- _Given records_
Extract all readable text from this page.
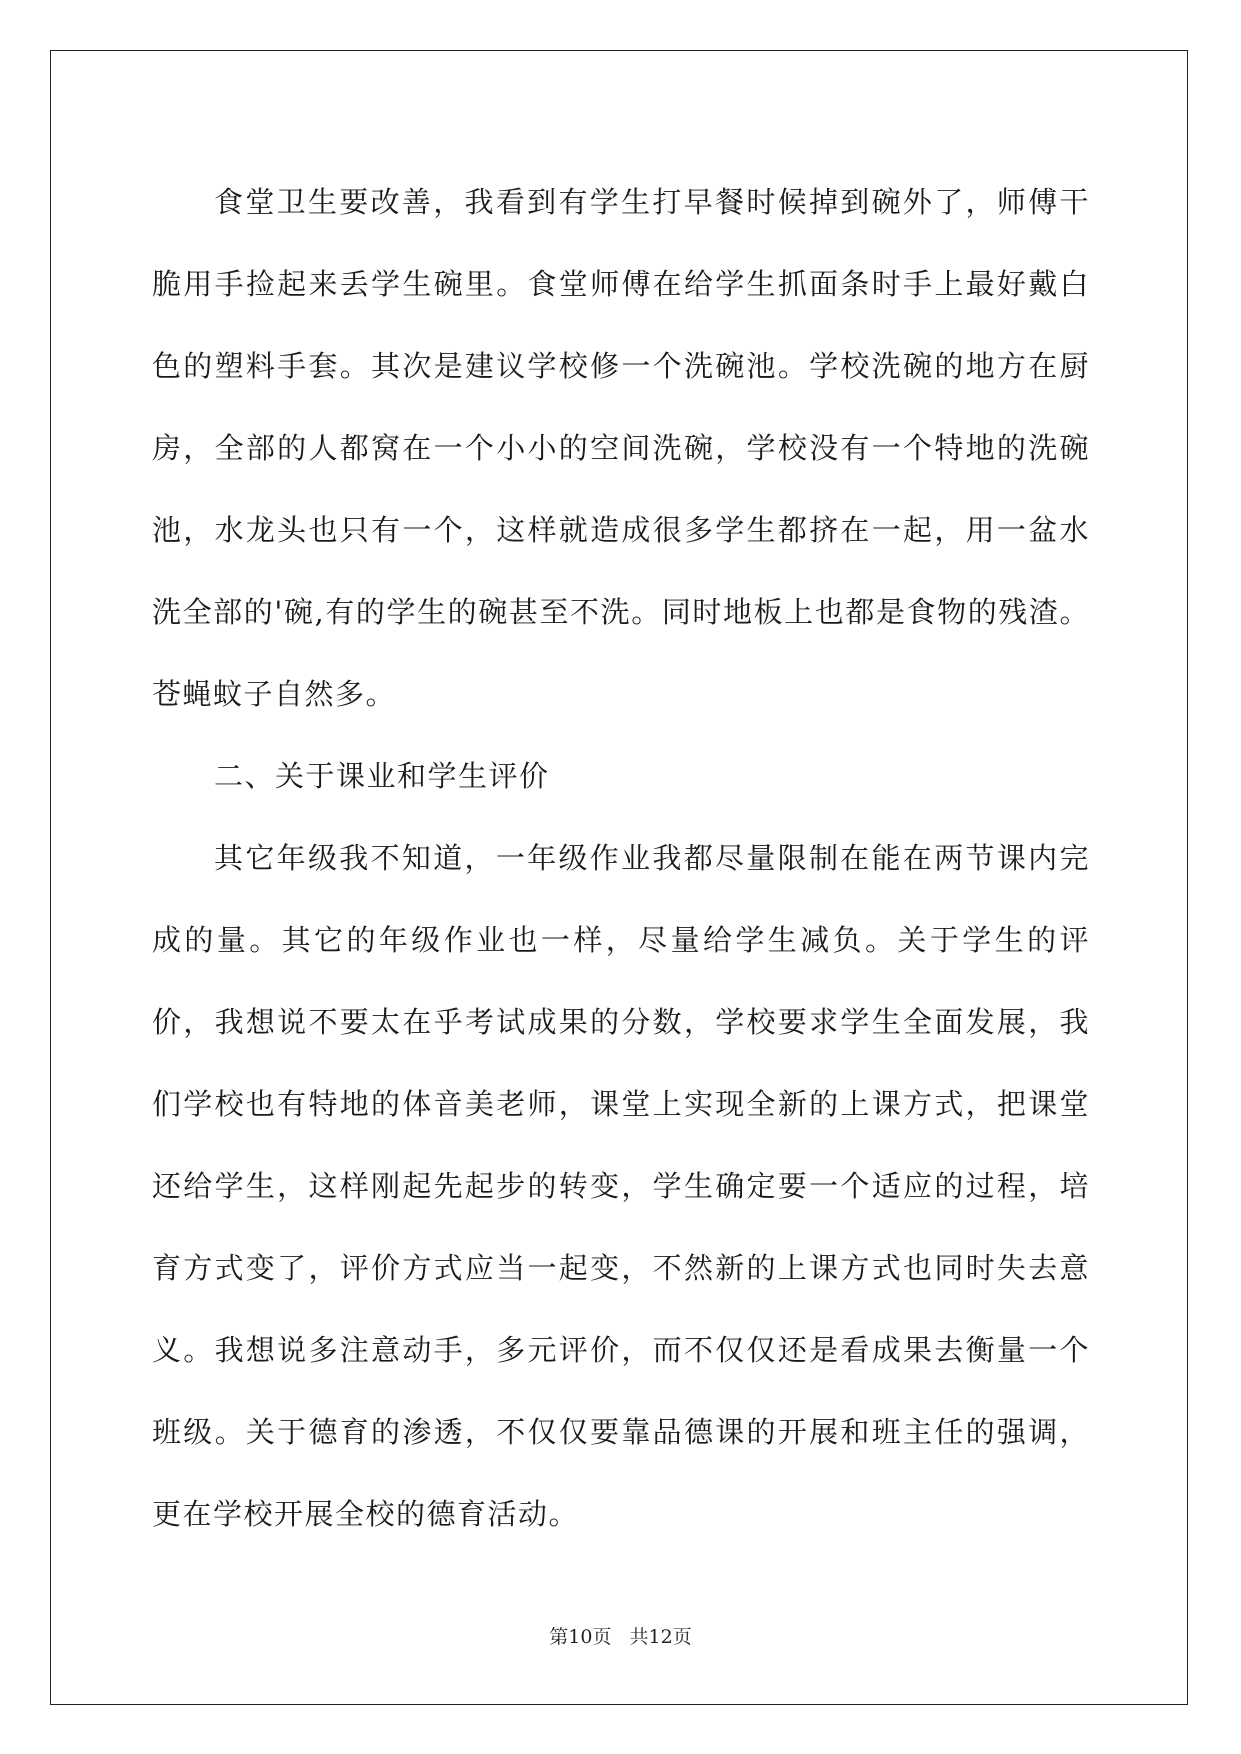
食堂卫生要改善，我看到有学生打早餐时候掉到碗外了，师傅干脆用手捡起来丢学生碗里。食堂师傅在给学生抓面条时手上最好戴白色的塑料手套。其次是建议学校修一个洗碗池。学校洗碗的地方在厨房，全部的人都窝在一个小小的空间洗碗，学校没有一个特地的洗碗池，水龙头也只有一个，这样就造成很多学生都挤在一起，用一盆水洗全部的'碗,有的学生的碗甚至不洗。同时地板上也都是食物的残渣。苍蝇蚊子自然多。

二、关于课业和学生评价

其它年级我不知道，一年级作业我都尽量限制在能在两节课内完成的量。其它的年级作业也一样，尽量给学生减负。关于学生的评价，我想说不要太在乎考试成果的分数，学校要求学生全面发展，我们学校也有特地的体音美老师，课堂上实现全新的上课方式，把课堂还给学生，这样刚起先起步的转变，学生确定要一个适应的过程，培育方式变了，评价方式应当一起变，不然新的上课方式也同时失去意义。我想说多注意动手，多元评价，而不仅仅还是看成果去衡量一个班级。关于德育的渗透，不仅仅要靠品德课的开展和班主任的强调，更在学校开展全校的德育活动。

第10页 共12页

* * *

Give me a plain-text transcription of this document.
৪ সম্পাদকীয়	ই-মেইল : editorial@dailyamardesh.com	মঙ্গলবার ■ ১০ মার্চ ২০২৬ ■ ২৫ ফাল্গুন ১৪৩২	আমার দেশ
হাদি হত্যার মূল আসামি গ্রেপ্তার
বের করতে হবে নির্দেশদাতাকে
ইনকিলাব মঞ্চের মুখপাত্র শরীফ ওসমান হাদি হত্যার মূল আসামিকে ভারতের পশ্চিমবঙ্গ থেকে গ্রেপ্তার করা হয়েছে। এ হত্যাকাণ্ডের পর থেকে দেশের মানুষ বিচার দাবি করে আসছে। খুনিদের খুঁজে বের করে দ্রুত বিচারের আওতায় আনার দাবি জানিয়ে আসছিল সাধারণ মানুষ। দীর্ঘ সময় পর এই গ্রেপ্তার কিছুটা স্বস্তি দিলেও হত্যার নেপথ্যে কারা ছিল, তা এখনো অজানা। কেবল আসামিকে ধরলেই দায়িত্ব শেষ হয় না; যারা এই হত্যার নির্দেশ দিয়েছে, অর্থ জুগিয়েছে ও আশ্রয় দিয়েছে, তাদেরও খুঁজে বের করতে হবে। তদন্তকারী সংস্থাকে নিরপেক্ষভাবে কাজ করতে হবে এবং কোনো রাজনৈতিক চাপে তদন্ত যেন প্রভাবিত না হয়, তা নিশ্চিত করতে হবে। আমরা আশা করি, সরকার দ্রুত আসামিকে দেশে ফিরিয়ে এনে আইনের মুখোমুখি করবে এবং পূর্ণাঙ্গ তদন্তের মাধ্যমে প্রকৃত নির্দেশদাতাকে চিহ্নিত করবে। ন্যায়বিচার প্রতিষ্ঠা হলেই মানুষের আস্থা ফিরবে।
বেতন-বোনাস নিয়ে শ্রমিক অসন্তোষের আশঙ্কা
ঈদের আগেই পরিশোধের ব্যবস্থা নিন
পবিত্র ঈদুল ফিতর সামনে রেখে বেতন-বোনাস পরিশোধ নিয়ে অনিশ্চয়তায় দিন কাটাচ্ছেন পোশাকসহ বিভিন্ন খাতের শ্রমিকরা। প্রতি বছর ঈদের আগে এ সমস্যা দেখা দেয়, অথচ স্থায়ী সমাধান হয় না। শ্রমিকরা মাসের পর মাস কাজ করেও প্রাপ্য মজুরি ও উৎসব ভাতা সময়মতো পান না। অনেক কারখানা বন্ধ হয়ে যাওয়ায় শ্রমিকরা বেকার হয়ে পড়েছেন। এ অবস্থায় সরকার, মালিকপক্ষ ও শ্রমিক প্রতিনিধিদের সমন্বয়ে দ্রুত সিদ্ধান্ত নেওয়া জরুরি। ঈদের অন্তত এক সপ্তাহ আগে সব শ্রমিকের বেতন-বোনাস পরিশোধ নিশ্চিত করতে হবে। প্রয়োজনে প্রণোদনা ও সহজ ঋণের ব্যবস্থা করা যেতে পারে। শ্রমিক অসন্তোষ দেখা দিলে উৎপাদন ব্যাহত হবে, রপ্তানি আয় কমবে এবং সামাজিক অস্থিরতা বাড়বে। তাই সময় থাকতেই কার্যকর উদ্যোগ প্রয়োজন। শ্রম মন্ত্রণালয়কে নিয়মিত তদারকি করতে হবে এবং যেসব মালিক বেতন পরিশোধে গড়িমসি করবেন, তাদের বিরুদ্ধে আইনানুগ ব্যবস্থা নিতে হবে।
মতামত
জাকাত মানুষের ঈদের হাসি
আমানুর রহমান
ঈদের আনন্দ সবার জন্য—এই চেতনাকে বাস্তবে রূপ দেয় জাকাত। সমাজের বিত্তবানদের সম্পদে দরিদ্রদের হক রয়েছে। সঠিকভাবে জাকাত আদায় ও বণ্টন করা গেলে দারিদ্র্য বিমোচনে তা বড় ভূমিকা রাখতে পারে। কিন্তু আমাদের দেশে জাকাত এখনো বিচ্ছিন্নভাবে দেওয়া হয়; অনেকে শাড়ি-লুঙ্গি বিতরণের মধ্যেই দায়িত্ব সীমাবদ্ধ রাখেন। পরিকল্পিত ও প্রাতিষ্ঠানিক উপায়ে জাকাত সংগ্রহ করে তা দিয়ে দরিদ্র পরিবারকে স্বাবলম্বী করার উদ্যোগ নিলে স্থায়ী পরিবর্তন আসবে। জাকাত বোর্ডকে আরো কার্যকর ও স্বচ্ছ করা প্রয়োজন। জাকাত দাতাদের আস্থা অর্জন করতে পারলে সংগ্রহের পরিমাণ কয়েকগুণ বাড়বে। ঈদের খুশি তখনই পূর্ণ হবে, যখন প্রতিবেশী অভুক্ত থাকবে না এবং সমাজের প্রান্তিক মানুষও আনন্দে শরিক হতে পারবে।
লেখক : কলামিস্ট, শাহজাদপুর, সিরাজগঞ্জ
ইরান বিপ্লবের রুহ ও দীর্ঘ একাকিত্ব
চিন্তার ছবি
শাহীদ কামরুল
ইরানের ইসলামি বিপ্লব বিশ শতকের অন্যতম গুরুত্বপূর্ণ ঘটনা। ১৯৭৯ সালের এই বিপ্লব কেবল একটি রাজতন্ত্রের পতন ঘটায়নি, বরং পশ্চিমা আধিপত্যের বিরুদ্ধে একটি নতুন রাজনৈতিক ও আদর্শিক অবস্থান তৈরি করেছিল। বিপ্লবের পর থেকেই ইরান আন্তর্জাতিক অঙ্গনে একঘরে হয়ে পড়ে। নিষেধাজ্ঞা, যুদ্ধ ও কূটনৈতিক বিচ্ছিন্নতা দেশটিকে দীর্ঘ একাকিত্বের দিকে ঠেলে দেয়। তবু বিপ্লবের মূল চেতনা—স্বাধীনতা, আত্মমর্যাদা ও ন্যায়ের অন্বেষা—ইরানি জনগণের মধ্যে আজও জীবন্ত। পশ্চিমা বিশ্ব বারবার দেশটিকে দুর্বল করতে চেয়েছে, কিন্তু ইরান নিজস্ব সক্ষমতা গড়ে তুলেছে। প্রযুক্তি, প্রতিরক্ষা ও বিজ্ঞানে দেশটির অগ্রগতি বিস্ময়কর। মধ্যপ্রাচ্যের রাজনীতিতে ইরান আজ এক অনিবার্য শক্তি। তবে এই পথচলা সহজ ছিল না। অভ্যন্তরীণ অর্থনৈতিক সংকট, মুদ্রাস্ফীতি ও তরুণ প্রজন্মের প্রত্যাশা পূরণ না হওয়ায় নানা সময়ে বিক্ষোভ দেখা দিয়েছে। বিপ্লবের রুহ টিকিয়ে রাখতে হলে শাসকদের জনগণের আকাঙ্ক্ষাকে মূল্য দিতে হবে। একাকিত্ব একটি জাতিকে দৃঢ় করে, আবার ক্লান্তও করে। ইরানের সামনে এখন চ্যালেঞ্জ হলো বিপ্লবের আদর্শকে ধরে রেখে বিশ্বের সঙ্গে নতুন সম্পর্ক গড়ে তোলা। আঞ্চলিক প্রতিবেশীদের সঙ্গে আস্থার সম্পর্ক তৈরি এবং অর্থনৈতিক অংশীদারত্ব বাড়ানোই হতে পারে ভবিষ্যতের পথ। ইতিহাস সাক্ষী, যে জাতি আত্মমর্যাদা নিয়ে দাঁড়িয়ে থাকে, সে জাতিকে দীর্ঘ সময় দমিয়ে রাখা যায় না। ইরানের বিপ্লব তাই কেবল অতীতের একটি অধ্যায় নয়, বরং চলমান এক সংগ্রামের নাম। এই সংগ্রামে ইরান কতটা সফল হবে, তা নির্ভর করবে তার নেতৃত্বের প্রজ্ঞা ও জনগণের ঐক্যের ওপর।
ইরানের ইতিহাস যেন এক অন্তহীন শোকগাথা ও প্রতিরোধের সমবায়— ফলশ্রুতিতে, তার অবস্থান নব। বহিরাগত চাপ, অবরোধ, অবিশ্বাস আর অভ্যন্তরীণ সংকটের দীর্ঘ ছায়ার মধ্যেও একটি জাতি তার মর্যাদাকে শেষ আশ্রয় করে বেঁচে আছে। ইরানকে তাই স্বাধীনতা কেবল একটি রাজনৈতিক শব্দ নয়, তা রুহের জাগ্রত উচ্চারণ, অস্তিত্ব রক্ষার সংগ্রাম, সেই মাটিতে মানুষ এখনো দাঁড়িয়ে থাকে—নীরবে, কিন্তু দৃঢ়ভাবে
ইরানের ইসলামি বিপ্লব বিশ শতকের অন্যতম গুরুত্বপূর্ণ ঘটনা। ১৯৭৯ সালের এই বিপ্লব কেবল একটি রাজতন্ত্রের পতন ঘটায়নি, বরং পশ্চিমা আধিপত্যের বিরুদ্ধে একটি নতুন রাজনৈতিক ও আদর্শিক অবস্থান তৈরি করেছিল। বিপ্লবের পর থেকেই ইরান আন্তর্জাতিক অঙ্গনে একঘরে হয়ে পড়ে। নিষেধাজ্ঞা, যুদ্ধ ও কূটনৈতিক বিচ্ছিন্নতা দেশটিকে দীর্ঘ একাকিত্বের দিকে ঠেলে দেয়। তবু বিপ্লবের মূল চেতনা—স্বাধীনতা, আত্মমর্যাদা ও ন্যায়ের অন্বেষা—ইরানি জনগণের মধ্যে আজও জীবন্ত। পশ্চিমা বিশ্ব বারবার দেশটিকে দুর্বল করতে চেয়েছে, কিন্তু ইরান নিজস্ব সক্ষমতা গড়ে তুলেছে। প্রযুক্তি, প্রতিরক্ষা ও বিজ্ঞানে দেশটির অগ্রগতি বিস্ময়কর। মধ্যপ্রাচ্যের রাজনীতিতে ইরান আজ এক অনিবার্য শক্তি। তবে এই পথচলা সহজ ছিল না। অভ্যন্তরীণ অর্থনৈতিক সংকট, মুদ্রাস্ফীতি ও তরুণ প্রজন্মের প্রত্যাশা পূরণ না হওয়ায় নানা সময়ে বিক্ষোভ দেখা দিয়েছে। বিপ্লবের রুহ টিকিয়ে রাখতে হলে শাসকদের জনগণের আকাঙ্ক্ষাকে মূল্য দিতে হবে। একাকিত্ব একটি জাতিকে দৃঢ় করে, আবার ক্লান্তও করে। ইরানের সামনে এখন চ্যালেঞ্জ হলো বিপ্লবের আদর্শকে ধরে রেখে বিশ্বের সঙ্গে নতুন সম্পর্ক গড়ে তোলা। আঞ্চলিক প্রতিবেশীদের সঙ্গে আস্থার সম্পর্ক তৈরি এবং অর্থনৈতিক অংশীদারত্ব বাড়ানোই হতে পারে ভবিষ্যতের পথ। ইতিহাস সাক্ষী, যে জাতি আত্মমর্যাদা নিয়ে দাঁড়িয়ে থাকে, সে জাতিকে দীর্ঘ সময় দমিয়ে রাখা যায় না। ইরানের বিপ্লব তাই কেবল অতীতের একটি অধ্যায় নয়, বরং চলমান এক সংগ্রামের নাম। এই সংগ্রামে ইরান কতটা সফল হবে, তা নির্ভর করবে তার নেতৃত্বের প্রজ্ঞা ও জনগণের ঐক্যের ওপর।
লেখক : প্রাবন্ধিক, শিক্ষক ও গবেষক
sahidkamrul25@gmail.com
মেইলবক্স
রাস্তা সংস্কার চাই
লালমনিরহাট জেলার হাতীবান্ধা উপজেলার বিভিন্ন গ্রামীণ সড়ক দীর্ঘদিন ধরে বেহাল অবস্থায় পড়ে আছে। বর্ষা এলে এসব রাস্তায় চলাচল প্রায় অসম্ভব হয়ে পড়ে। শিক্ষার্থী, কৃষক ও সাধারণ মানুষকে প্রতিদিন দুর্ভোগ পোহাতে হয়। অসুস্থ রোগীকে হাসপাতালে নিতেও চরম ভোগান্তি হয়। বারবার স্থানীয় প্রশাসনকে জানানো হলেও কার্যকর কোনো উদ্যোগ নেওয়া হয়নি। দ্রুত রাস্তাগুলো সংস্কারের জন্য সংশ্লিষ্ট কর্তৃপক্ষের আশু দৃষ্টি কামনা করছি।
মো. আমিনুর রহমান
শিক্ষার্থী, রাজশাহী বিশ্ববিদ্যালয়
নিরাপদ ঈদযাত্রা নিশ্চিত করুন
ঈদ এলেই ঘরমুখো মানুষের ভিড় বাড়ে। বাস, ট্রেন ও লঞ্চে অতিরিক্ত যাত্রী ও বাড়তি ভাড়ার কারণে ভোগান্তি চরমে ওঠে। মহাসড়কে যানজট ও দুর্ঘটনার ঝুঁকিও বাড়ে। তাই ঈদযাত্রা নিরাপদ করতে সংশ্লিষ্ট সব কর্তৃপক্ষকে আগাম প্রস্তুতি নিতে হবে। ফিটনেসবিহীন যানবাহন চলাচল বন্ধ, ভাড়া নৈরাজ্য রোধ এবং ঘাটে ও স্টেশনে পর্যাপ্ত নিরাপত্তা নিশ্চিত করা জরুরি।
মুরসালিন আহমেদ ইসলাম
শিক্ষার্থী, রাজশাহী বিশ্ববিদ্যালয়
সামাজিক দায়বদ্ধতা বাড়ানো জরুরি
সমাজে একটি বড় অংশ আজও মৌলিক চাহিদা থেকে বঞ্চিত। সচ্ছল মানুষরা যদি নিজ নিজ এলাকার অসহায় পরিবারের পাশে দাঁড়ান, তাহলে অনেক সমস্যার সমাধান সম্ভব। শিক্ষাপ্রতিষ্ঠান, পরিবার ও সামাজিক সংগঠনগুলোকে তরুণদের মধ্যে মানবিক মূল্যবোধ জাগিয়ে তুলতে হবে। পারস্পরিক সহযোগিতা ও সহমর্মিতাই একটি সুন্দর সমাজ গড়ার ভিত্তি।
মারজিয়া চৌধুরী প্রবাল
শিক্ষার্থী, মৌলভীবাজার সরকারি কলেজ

- _Description of the task_
Search the data for the string "text" and copy each line where it appears.

- _Completed exercise_
Extract all readable text from this page.
Give me a plain-text transcription of this document.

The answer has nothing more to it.